Recorded data:
**********
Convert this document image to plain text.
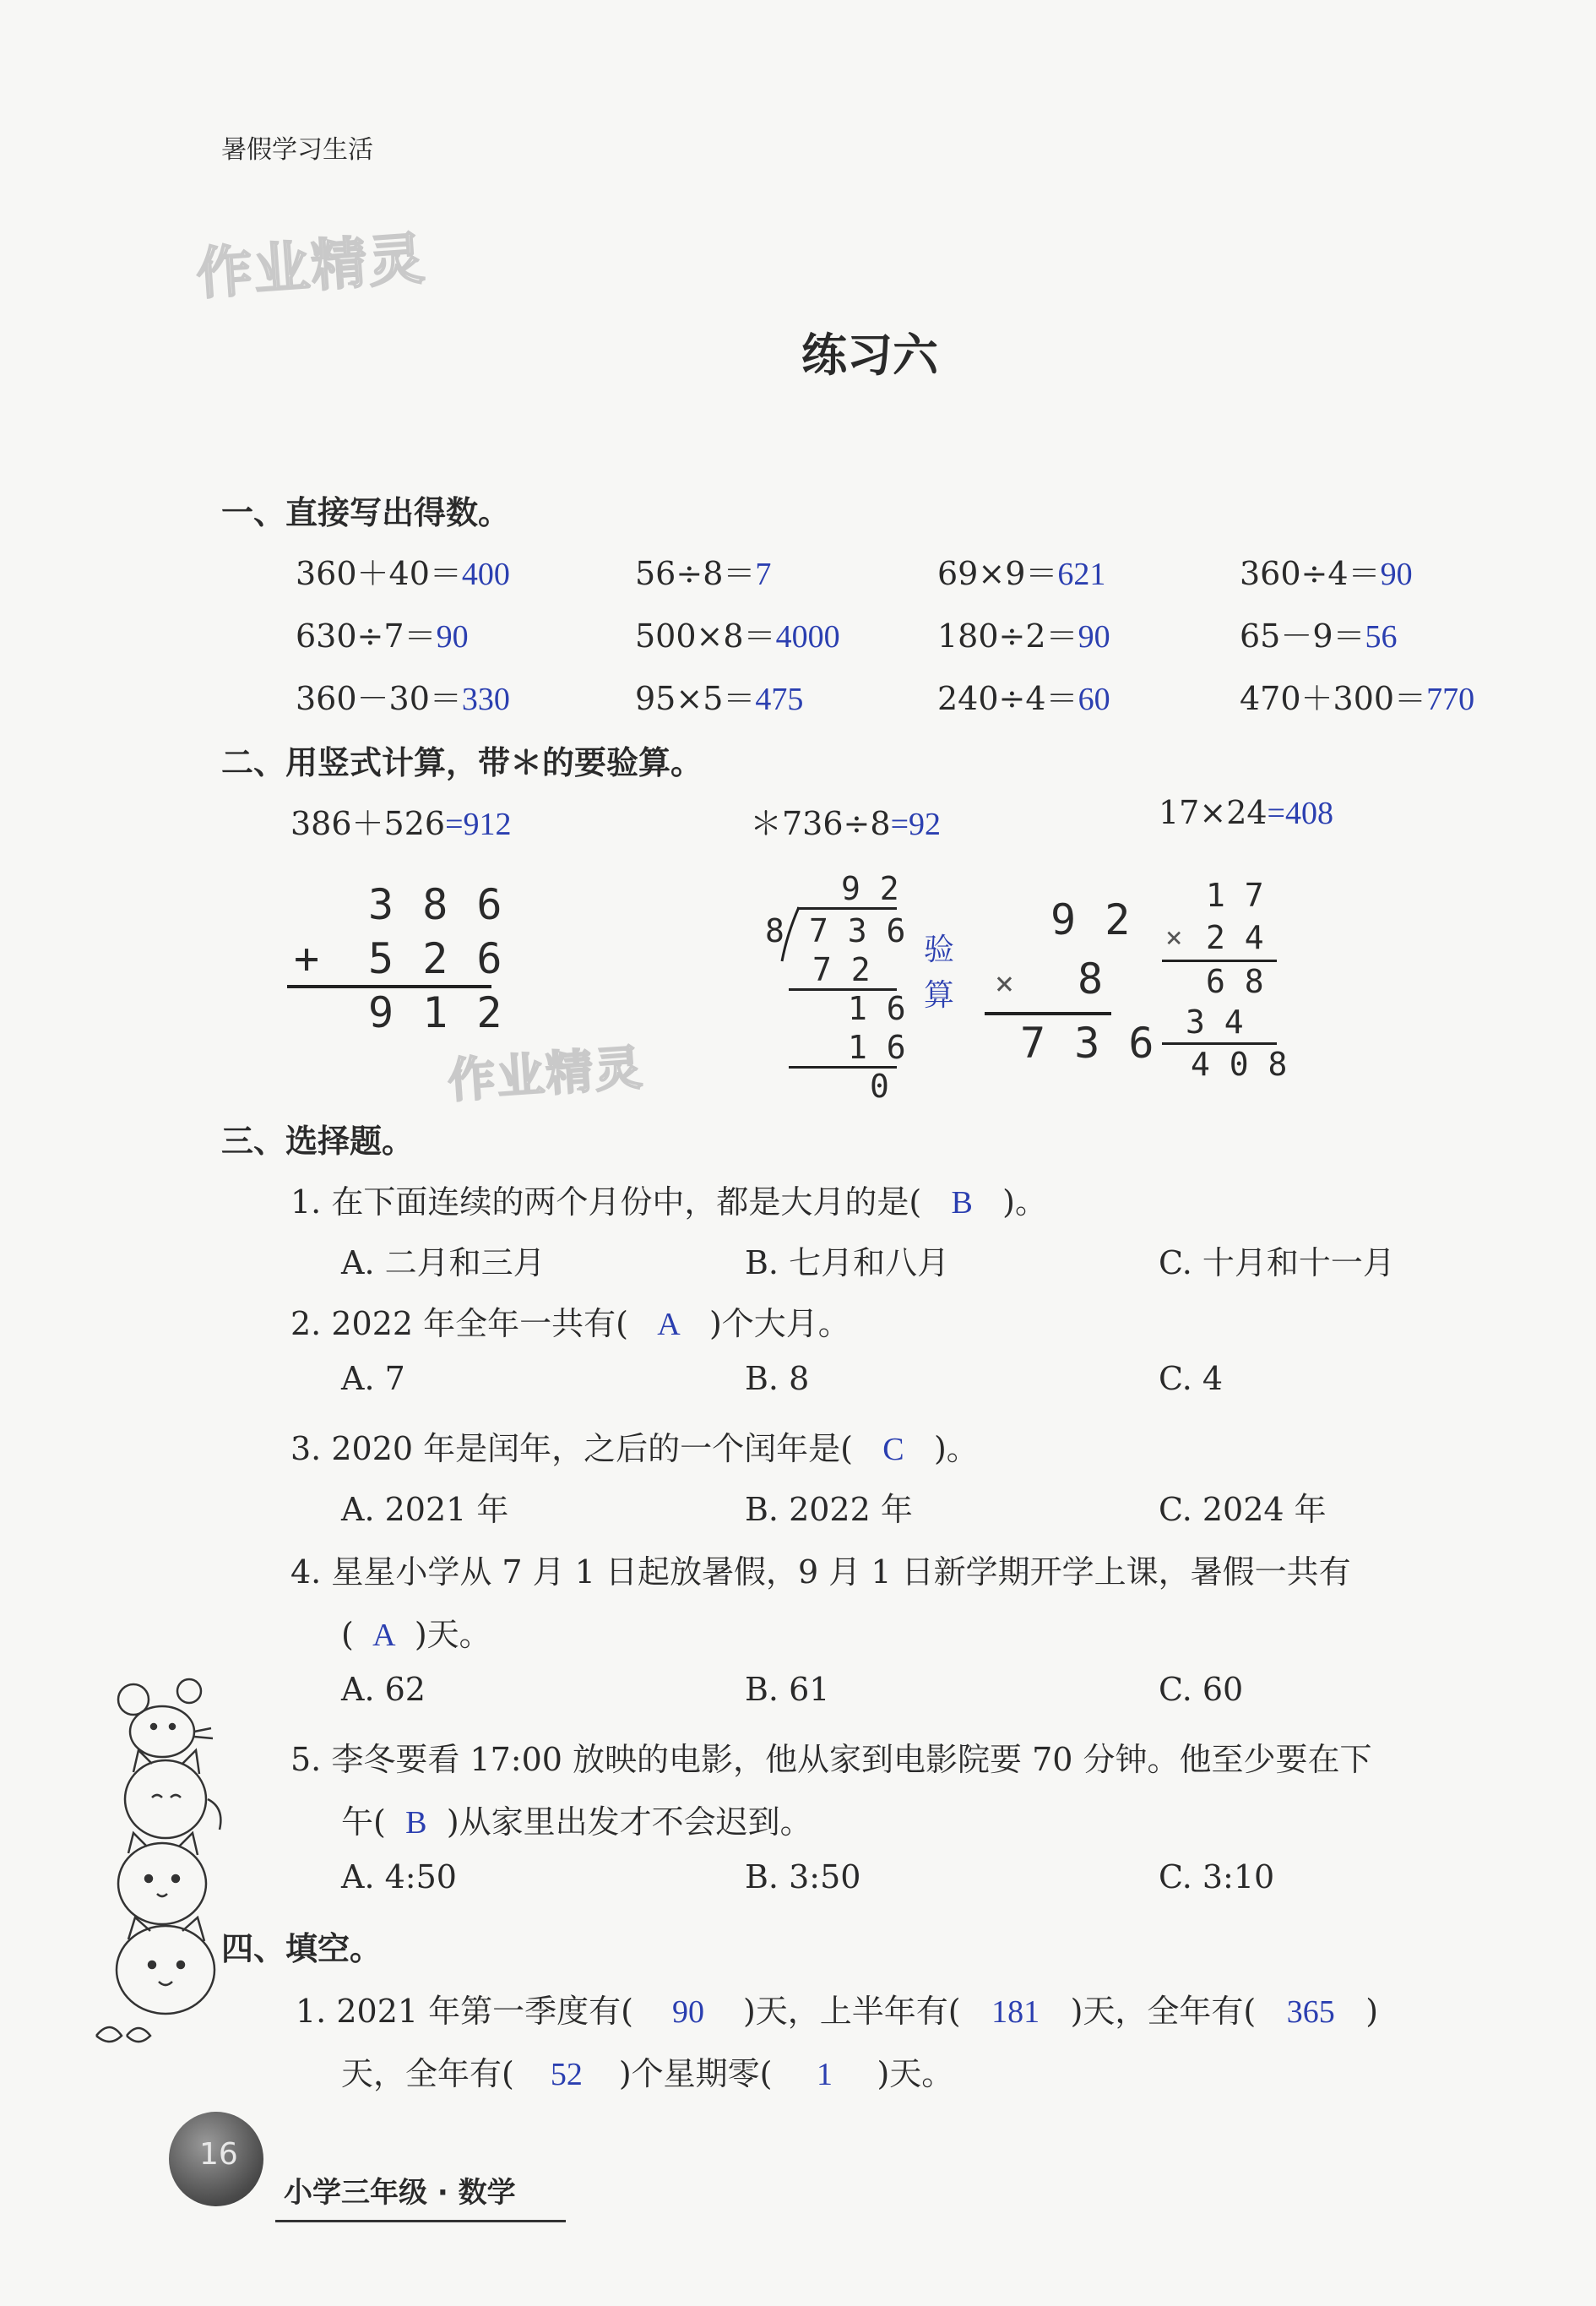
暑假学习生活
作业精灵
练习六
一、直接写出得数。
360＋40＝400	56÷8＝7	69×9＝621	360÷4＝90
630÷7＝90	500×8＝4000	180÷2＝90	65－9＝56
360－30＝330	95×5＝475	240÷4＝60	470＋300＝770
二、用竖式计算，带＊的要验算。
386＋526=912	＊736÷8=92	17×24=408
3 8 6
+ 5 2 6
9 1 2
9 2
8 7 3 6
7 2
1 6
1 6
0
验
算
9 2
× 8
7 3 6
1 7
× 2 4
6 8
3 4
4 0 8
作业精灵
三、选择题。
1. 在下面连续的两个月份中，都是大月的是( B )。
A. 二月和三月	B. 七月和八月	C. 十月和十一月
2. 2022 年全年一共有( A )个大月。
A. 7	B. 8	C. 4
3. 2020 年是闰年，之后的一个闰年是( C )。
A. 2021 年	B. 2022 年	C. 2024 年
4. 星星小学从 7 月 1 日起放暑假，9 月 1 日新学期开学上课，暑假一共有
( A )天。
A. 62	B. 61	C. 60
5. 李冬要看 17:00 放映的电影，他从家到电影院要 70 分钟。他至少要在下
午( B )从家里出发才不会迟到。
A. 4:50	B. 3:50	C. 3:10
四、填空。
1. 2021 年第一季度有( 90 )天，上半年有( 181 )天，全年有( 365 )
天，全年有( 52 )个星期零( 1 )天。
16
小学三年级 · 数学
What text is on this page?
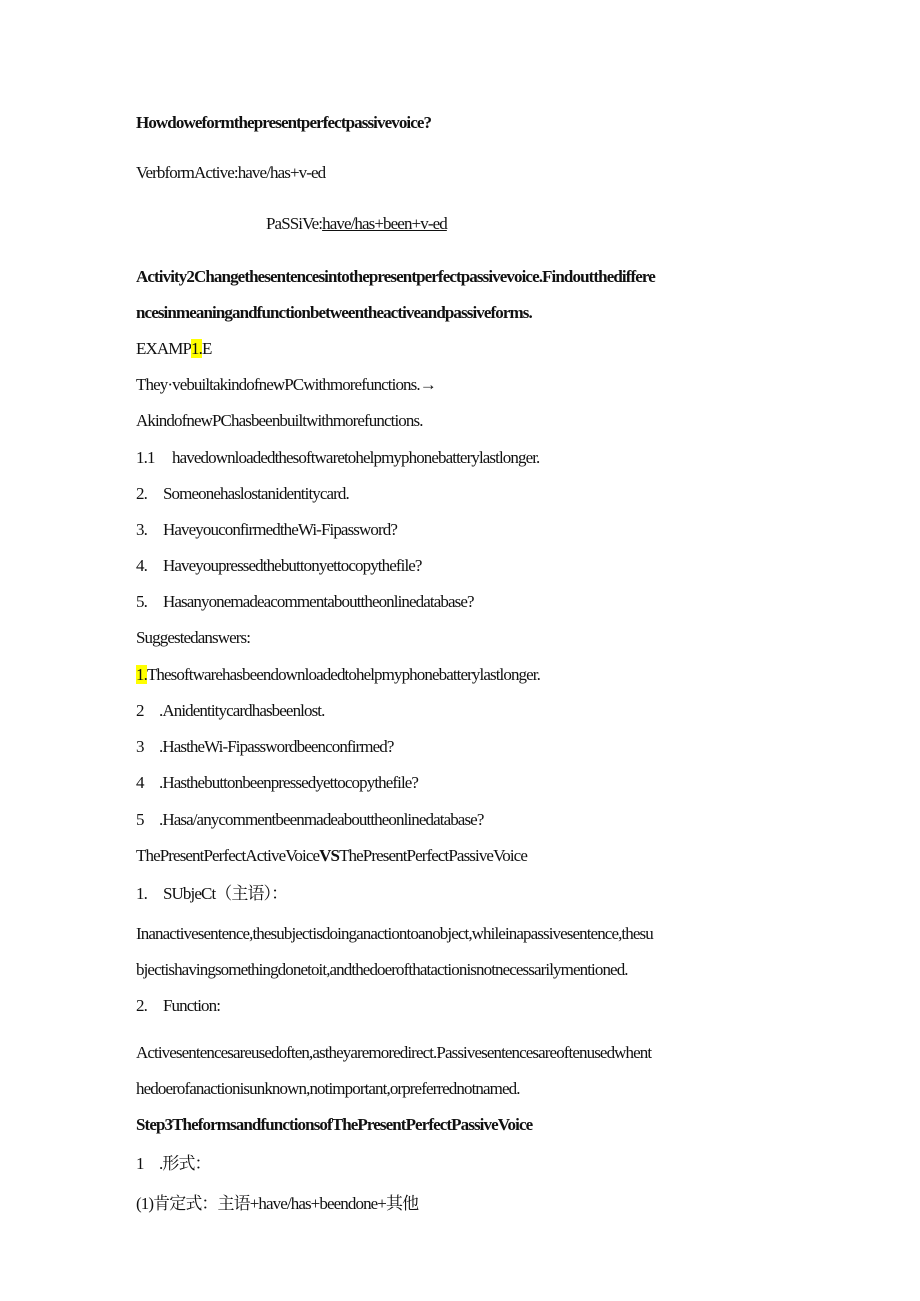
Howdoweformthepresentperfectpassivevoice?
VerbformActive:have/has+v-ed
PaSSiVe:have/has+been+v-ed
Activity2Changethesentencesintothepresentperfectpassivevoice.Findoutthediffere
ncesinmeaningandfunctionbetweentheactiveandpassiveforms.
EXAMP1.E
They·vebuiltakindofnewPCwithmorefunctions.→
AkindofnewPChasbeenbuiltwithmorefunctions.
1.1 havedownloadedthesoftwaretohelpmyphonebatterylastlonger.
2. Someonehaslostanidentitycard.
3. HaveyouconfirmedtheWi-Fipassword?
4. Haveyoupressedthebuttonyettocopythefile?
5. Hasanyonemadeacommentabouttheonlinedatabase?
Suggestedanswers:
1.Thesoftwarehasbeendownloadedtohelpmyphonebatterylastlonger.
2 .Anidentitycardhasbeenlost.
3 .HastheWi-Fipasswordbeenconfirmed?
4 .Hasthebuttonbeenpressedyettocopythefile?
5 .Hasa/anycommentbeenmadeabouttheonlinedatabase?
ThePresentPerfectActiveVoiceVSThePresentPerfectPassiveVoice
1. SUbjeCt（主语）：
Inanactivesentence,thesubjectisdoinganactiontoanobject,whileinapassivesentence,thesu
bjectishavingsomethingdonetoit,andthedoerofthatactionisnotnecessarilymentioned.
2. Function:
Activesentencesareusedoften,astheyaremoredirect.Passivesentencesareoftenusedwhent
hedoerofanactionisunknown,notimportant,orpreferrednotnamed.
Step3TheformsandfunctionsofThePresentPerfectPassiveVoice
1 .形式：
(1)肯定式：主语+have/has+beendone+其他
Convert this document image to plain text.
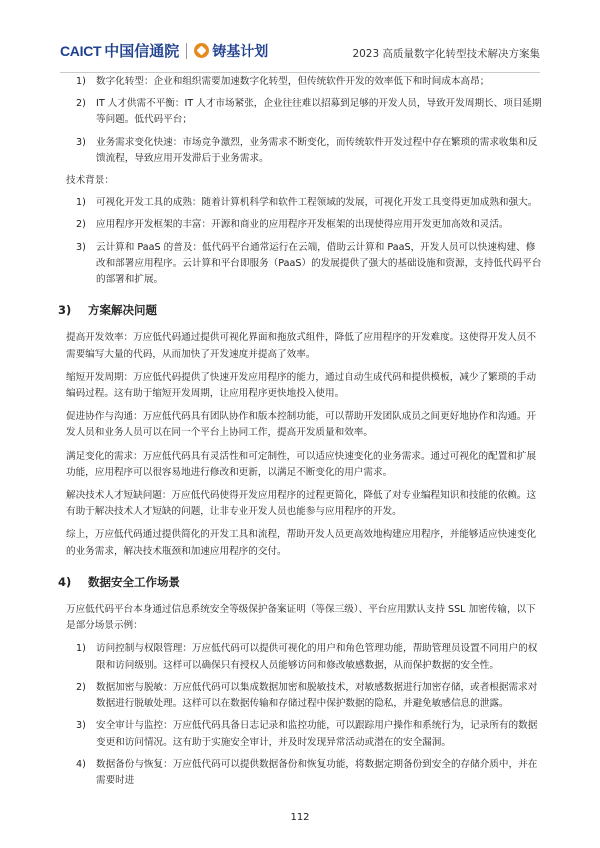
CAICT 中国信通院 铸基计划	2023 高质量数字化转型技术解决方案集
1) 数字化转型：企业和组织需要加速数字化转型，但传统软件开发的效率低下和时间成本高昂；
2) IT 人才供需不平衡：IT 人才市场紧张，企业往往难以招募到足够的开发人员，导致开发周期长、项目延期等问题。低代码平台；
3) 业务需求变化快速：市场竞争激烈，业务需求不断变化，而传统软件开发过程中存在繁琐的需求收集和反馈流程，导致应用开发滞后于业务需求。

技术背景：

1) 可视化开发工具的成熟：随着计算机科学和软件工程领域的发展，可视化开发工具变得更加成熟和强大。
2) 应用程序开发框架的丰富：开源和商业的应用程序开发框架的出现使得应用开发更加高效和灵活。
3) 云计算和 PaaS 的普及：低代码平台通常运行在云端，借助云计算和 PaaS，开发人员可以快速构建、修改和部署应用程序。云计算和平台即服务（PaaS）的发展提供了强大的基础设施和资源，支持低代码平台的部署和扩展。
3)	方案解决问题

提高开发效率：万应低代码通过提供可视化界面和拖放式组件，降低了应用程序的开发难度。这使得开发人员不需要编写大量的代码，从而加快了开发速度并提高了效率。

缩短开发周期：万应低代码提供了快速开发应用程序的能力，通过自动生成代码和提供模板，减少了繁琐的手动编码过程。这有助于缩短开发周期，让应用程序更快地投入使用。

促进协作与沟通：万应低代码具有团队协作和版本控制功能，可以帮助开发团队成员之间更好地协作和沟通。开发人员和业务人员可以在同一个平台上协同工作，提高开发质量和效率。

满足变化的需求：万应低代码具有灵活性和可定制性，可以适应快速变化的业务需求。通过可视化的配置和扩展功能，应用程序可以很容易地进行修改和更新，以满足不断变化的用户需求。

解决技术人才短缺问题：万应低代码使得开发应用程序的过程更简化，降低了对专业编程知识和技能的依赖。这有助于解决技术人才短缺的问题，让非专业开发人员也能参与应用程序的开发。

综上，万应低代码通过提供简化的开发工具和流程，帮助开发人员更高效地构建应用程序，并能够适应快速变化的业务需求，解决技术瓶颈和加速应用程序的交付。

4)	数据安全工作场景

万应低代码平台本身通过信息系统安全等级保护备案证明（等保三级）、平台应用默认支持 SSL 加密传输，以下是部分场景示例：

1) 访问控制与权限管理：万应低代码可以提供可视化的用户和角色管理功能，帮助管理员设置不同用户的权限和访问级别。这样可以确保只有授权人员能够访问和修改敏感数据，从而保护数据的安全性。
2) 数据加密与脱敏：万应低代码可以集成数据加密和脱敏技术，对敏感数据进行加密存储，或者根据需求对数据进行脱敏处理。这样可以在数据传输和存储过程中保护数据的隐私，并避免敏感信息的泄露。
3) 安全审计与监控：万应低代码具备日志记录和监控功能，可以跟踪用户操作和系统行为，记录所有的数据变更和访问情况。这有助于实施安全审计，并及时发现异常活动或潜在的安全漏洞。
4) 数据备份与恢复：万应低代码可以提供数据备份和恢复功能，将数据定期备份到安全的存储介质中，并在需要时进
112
**********
Your objective: From the listing, extract all text exactly as given and drop any picture.

Exercise response:
Convert this document image to plain text.
暑假学习生活
作业精灵
练习六
一、直接写出得数。
360＋40＝400	56÷8＝7	69×9＝621	360÷4＝90
630÷7＝90	500×8＝4000	180÷2＝90	65－9＝56
360－30＝330	95×5＝475	240÷4＝60	470＋300＝770
二、用竖式计算，带＊的要验算。
386＋526=912	＊736÷8=92	17×24=408
3 8 6
+ 5 2 6
9 1 2
9 2
8 7 3 6
7 2
1 6
1 6
0
验
算
9 2
× 8
7 3 6
1 7
× 2 4
6 8
3 4
4 0 8
作业精灵
三、选择题。
1. 在下面连续的两个月份中，都是大月的是( B )。
A. 二月和三月	B. 七月和八月	C. 十月和十一月
2. 2022 年全年一共有( A )个大月。
A. 7	B. 8	C. 4
3. 2020 年是闰年，之后的一个闰年是( C )。
A. 2021 年	B. 2022 年	C. 2024 年
4. 星星小学从 7 月 1 日起放暑假，9 月 1 日新学期开学上课，暑假一共有
( A )天。
A. 62	B. 61	C. 60
5. 李冬要看 17:00 放映的电影，他从家到电影院要 70 分钟。他至少要在下
午( B )从家里出发才不会迟到。
A. 4:50	B. 3:50	C. 3:10
四、填空。
1. 2021 年第一季度有( 90 )天，上半年有( 181 )天，全年有( 365 )
天，全年有( 52 )个星期零( 1 )天。
16
小学三年级 · 数学
What text is on this page?
Howdoweformthepresentperfectpassivevoice?
VerbformActive:have/has+v-ed
PaSSiVe:have/has+been+v-ed
Activity2Changethesentencesintothepresentperfectpassivevoice.Findoutthediffere
ncesinmeaningandfunctionbetweentheactiveandpassiveforms.
EXAMP1.E
They·vebuiltakindofnewPCwithmorefunctions.→
AkindofnewPChasbeenbuiltwithmorefunctions.
1.1 havedownloadedthesoftwaretohelpmyphonebatterylastlonger.
2. Someonehaslostanidentitycard.
3. HaveyouconfirmedtheWi-Fipassword?
4. Haveyoupressedthebuttonyettocopythefile?
5. Hasanyonemadeacommentabouttheonlinedatabase?
Suggestedanswers:
1.Thesoftwarehasbeendownloadedtohelpmyphonebatterylastlonger.
2 .Anidentitycardhasbeenlost.
3 .HastheWi-Fipasswordbeenconfirmed?
4 .Hasthebuttonbeenpressedyettocopythefile?
5 .Hasa/anycommentbeenmadeabouttheonlinedatabase?
ThePresentPerfectActiveVoiceVSThePresentPerfectPassiveVoice
1. SUbjeCt（主语）：
Inanactivesentence,thesubjectisdoinganactiontoanobject,whileinapassivesentence,thesu
bjectishavingsomethingdonetoit,andthedoerofthatactionisnotnecessarilymentioned.
2. Function:
Activesentencesareusedoften,astheyaremoredirect.Passivesentencesareoftenusedwhent
hedoerofanactionisunknown,notimportant,orpreferrednotnamed.
Step3TheformsandfunctionsofThePresentPerfectPassiveVoice
1 .形式：
(1)肯定式：主语+have/has+beendone+其他
Convert this document image to plain text.
CAICT 中国信通院 铸基计划	2023 高质量数字化转型技术解决方案集
1) 数字化转型：企业和组织需要加速数字化转型，但传统软件开发的效率低下和时间成本高昂；
2) IT 人才供需不平衡：IT 人才市场紧张，企业往往难以招募到足够的开发人员，导致开发周期长、项目延期等问题。低代码平台；
3) 业务需求变化快速：市场竞争激烈，业务需求不断变化，而传统软件开发过程中存在繁琐的需求收集和反馈流程，导致应用开发滞后于业务需求。

技术背景：

1) 可视化开发工具的成熟：随着计算机科学和软件工程领域的发展，可视化开发工具变得更加成熟和强大。
2) 应用程序开发框架的丰富：开源和商业的应用程序开发框架的出现使得应用开发更加高效和灵活。
3) 云计算和 PaaS 的普及：低代码平台通常运行在云端，借助云计算和 PaaS，开发人员可以快速构建、修改和部署应用程序。云计算和平台即服务（PaaS）的发展提供了强大的基础设施和资源，支持低代码平台的部署和扩展。
3)	方案解决问题

提高开发效率：万应低代码通过提供可视化界面和拖放式组件，降低了应用程序的开发难度。这使得开发人员不需要编写大量的代码，从而加快了开发速度并提高了效率。

缩短开发周期：万应低代码提供了快速开发应用程序的能力，通过自动生成代码和提供模板，减少了繁琐的手动编码过程。这有助于缩短开发周期，让应用程序更快地投入使用。

促进协作与沟通：万应低代码具有团队协作和版本控制功能，可以帮助开发团队成员之间更好地协作和沟通。开发人员和业务人员可以在同一个平台上协同工作，提高开发质量和效率。

满足变化的需求：万应低代码具有灵活性和可定制性，可以适应快速变化的业务需求。通过可视化的配置和扩展功能，应用程序可以很容易地进行修改和更新，以满足不断变化的用户需求。

解决技术人才短缺问题：万应低代码使得开发应用程序的过程更简化，降低了对专业编程知识和技能的依赖。这有助于解决技术人才短缺的问题，让非专业开发人员也能参与应用程序的开发。

综上，万应低代码通过提供简化的开发工具和流程，帮助开发人员更高效地构建应用程序，并能够适应快速变化的业务需求，解决技术瓶颈和加速应用程序的交付。

4)	数据安全工作场景

万应低代码平台本身通过信息系统安全等级保护备案证明（等保三级）、平台应用默认支持 SSL 加密传输，以下是部分场景示例：

1) 访问控制与权限管理：万应低代码可以提供可视化的用户和角色管理功能，帮助管理员设置不同用户的权限和访问级别。这样可以确保只有授权人员能够访问和修改敏感数据，从而保护数据的安全性。
2) 数据加密与脱敏：万应低代码可以集成数据加密和脱敏技术，对敏感数据进行加密存储，或者根据需求对数据进行脱敏处理。这样可以在数据传输和存储过程中保护数据的隐私，并避免敏感信息的泄露。
3) 安全审计与监控：万应低代码具备日志记录和监控功能，可以跟踪用户操作和系统行为，记录所有的数据变更和访问情况。这有助于实施安全审计，并及时发现异常活动或潜在的安全漏洞。
4) 数据备份与恢复：万应低代码可以提供数据备份和恢复功能，将数据定期备份到安全的存储介质中，并在需要时进
112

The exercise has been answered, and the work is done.